▶ _GIVEN RECORDS_:
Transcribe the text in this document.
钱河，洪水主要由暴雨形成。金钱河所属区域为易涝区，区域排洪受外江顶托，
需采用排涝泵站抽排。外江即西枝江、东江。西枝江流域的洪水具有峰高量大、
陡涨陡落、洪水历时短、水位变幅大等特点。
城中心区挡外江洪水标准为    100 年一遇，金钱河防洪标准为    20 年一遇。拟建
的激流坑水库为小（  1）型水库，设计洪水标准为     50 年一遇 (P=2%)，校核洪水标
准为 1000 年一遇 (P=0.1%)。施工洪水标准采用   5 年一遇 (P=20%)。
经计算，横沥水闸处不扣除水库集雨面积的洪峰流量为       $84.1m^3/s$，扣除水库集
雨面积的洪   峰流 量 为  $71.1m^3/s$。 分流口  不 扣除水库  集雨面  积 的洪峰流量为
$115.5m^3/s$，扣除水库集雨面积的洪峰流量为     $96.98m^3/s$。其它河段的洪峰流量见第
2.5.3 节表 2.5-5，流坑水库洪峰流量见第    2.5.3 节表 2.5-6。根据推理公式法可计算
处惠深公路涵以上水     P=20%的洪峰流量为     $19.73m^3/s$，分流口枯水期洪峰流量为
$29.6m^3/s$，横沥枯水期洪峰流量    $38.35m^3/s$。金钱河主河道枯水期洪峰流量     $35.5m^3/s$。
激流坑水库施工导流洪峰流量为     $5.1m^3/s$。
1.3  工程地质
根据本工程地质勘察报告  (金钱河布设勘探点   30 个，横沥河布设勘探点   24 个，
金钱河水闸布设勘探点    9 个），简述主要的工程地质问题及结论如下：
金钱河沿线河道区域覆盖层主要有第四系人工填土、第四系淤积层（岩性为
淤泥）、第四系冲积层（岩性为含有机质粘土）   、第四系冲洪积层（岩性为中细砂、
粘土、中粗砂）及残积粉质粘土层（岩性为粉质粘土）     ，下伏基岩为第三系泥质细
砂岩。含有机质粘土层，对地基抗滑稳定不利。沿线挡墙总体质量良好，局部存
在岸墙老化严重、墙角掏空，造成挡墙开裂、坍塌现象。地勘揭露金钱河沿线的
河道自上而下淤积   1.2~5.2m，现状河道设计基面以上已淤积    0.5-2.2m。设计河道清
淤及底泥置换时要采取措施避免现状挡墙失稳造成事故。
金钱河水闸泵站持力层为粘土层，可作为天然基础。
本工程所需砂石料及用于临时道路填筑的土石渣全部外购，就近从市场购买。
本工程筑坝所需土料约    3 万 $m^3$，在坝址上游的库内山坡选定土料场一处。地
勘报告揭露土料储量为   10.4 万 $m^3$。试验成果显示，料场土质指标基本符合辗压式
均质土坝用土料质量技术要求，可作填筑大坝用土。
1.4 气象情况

▶ _TASK OBJECTIVE_:
Copy out all the entries shown above, character for character.

▶ _SOLVED PROBLEM_:
Transcribe the text in this document.
钱河，洪水主要由暴雨形成。金钱河所属区域为易涝区，区域排洪受外江顶托，
需采用排涝泵站抽排。外江即西枝江、东江。西枝江流域的洪水具有峰高量大、
陡涨陡落、洪水历时短、水位变幅大等特点。
城中心区挡外江洪水标准为    100 年一遇，金钱河防洪标准为    20 年一遇。拟建
的激流坑水库为小（  1）型水库，设计洪水标准为     50 年一遇 (P=2%)，校核洪水标
准为 1000 年一遇 (P=0.1%)。施工洪水标准采用   5 年一遇 (P=20%)。
经计算，横沥水闸处不扣除水库集雨面积的洪峰流量为       $84.1m^3/s$，扣除水库集
雨面积的洪   峰流 量 为  $71.1m^3/s$。 分流口  不 扣除水库  集雨面  积 的洪峰流量为
$115.5m^3/s$，扣除水库集雨面积的洪峰流量为     $96.98m^3/s$。其它河段的洪峰流量见第
2.5.3 节表 2.5-5，流坑水库洪峰流量见第    2.5.3 节表 2.5-6。根据推理公式法可计算
处惠深公路涵以上水     P=20%的洪峰流量为     $19.73m^3/s$，分流口枯水期洪峰流量为
$29.6m^3/s$，横沥枯水期洪峰流量    $38.35m^3/s$。金钱河主河道枯水期洪峰流量     $35.5m^3/s$。
激流坑水库施工导流洪峰流量为     $5.1m^3/s$。
1.3  工程地质
根据本工程地质勘察报告  (金钱河布设勘探点   30 个，横沥河布设勘探点   24 个，
金钱河水闸布设勘探点    9 个），简述主要的工程地质问题及结论如下：
金钱河沿线河道区域覆盖层主要有第四系人工填土、第四系淤积层（岩性为
淤泥）、第四系冲积层（岩性为含有机质粘土）   、第四系冲洪积层（岩性为中细砂、
粘土、中粗砂）及残积粉质粘土层（岩性为粉质粘土）     ，下伏基岩为第三系泥质细
砂岩。含有机质粘土层，对地基抗滑稳定不利。沿线挡墙总体质量良好，局部存
在岸墙老化严重、墙角掏空，造成挡墙开裂、坍塌现象。地勘揭露金钱河沿线的
河道自上而下淤积   1.2~5.2m，现状河道设计基面以上已淤积    0.5-2.2m。设计河道清
淤及底泥置换时要采取措施避免现状挡墙失稳造成事故。
金钱河水闸泵站持力层为粘土层，可作为天然基础。
本工程所需砂石料及用于临时道路填筑的土石渣全部外购，就近从市场购买。
本工程筑坝所需土料约    3 万 $m^3$，在坝址上游的库内山坡选定土料场一处。地
勘报告揭露土料储量为   10.4 万 $m^3$。试验成果显示，料场土质指标基本符合辗压式
均质土坝用土料质量技术要求，可作填筑大坝用土。
1.4 气象情况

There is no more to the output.